* [DOCUMENT TEXT]:

= Beginning of Section =

On the Move: New Research Explores How Mobility Impacts Achievement Among Younger Students
Last month, researchers gathered at the National Academies of Science to share new research on how often students change schools, why they do it and how becoming “the new kid” can impact their academic achievement, especially in the elementary school years.
In one paper presented at the conference, a team of researchers from the University of Michigan used data from the ECLS-K, a national dataset, to demonstrate that children who change schools between kindergarten and third grade (for reasons other than that the school didn’t offer the next grade) perform worse than their peers in reading and math in this period. Negative effects were particularly apparent among special education students and students who moved multiple times in those early elementary school years.
While the impact of mobility on a child’s academic achievement should not be overstated (the Michigan study found most impacts to be slightly negative), changing schools is an increasingly common experience among young children.
American students are in fact the most mobile in the industrialized world. The University of Michigan researchers found that by the time children in their dataset reached third grade, only 55 percent were still in the same school where they began kindergarten. Mobility rates were higher among students from low-income families, minority groups and those who live in urban areas.
Another paper presented at the conference, a meta-analysis by researchers University of Minnesota led by Arthur Reynolds, found that frequent mobility (moving three or more times) in grades K-12 was associated with significantly higher rates of high school dropout.
David Burkham, a co-author of the University of Michigan study, said that researchers are only beginning to understand the context and impact that all this moving around has on academic achievement. “This is a far more complicated question than most people even realize,” he said. “Mobility is not a single experience.”

= End of Section =

* [EXERCISE SET]:
1. Answer these from the article on student mobility:
(a) What national dataset did the University of Michigan team use?
(b) By third grade, what percentage of the children in that dataset were still in the school where they began kindergarten?
(c) Who led the University of Minnesota meta-analysis?
2. Translate this sentence from the article on student mobility into Spanish: "American students are in fact the most mobile in the industrialized world."
3. Write a continuation of the article on student mobility, beginning after its final sentence.

* [SUPPLIED MATERIAL]:

= Beginning of Section =

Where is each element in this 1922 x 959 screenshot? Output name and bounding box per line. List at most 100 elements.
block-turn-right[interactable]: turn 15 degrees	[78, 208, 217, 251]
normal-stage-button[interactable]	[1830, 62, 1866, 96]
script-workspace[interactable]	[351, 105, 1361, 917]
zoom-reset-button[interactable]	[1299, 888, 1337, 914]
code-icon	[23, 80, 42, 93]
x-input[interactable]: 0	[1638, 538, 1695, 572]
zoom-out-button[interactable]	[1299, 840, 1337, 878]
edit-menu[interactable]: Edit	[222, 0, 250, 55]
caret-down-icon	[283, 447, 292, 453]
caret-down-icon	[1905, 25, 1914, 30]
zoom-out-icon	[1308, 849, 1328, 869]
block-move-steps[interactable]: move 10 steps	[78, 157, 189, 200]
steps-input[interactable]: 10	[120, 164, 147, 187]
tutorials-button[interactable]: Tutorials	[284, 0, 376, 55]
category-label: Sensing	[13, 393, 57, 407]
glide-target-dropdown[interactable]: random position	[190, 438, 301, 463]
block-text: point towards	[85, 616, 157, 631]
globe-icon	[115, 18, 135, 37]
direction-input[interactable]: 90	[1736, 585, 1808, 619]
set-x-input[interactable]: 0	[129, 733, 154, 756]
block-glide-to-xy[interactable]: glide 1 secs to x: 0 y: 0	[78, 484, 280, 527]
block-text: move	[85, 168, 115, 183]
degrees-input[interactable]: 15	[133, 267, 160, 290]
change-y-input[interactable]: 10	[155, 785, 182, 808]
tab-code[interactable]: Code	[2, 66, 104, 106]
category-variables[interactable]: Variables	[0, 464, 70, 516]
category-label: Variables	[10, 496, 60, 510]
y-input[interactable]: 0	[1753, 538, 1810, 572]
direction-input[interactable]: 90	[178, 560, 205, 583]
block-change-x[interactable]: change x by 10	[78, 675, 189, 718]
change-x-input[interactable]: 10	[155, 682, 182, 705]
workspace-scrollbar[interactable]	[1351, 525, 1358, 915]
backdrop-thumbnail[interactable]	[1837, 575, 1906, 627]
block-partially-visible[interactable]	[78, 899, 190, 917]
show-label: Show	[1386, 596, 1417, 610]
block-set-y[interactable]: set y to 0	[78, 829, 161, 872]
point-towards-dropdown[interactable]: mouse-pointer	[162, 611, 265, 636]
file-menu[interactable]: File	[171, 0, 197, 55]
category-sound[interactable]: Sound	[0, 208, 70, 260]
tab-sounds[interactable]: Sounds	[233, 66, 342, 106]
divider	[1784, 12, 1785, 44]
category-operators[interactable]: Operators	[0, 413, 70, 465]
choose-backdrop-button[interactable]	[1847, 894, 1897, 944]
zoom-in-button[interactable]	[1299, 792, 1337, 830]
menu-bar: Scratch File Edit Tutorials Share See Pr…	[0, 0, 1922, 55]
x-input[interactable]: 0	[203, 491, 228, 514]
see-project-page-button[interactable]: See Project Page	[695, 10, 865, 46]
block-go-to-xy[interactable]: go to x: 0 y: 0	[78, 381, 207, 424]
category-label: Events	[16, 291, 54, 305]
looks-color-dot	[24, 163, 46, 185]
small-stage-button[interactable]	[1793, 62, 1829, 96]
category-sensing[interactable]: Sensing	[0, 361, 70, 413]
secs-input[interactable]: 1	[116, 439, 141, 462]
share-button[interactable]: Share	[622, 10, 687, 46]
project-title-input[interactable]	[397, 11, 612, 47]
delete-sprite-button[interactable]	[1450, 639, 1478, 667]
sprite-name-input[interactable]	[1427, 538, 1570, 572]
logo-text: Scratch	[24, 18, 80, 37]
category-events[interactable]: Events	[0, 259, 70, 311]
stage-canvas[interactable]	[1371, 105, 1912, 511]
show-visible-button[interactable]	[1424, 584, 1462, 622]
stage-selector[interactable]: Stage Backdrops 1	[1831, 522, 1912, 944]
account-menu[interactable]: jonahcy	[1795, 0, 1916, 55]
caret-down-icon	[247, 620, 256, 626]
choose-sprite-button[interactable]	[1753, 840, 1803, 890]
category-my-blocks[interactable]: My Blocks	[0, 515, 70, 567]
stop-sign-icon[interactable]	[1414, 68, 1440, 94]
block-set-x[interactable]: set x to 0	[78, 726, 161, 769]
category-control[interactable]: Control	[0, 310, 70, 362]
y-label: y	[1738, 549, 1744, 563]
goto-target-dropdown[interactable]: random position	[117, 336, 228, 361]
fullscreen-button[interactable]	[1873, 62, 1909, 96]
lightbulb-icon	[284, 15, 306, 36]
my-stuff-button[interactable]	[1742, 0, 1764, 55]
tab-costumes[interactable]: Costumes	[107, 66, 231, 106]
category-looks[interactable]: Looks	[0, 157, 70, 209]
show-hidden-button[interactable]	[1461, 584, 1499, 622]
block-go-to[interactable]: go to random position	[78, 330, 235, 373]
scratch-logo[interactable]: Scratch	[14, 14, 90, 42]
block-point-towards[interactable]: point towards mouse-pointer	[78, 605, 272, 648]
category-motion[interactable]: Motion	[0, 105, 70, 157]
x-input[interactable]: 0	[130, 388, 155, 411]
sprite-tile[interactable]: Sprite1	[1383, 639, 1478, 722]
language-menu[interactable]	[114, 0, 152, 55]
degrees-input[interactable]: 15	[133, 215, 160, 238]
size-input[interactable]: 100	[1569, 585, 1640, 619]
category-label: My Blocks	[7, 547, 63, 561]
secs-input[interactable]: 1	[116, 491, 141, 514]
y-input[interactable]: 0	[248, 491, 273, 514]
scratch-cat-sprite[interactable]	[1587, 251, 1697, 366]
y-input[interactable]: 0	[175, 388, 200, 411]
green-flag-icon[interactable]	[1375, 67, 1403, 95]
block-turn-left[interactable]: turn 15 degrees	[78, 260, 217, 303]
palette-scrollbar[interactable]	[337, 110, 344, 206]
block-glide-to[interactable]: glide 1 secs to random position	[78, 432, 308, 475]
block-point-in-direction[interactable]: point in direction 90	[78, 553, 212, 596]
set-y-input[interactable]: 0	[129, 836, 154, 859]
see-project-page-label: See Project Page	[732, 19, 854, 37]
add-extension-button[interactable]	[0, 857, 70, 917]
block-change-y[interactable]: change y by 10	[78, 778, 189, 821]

= End of Section =

* [ANSWERS TO THE EXERCISES]:
1.
(a) The ECLS-K.
(b) 55 percent.
(c) Arthur Reynolds.

2. De hecho, los estudiantes estadounidenses son los que más cambian de escuela en el mundo industrializado.

3.
For young children, moving does not just mean putting a beloved teddy bears into cardboard boxes and finding their way to a new classroom in a new school. When the child enters that new classroom, he or she must adjust to a new environment and a new set of expectations and curricula — all changes that can lead to gaps in what they learn over time. Moving also disrupts social networks, leading children to feel isolated and alone.
Researchers are searching for ways to integrate qualitative data like parent interviews and observational measures of classroom quality with richer data on family characteristics to get a better picture of the magnitude of the changes inherent in the child’s move. “It is not about whether or not the kid moves, yes or no,” Burkham said. “It is, what is the kid moving from and what is the kid moving into?”
Burkham, Reynolds and their colleagues emphasized that some moves can actually be good for children if they are going into a better school or moving into a better neighborhood or to be closer to family – two ecological factors that contribute overall child development. Most school moves, however, are not motivated by the child’s education experience, Burkham said. Student mobility may result from something as bad as a family being evicted from their home, or, as is common among middle-class families, because one parent got a new job.
Research has begun to show how mobility can be disruptive for teachers and non-mobile students too. A 2003 study of classrooms in Chicago found that the curricular place was slower – behind by as much as a year in some subjects – in schools with high rates of student mobility. This is because teachers need to re-teach material when a new student arrives in the classroom, or teach to the lowest common denominator when beginning in the fall with a classroom of children with different educational backgrounds.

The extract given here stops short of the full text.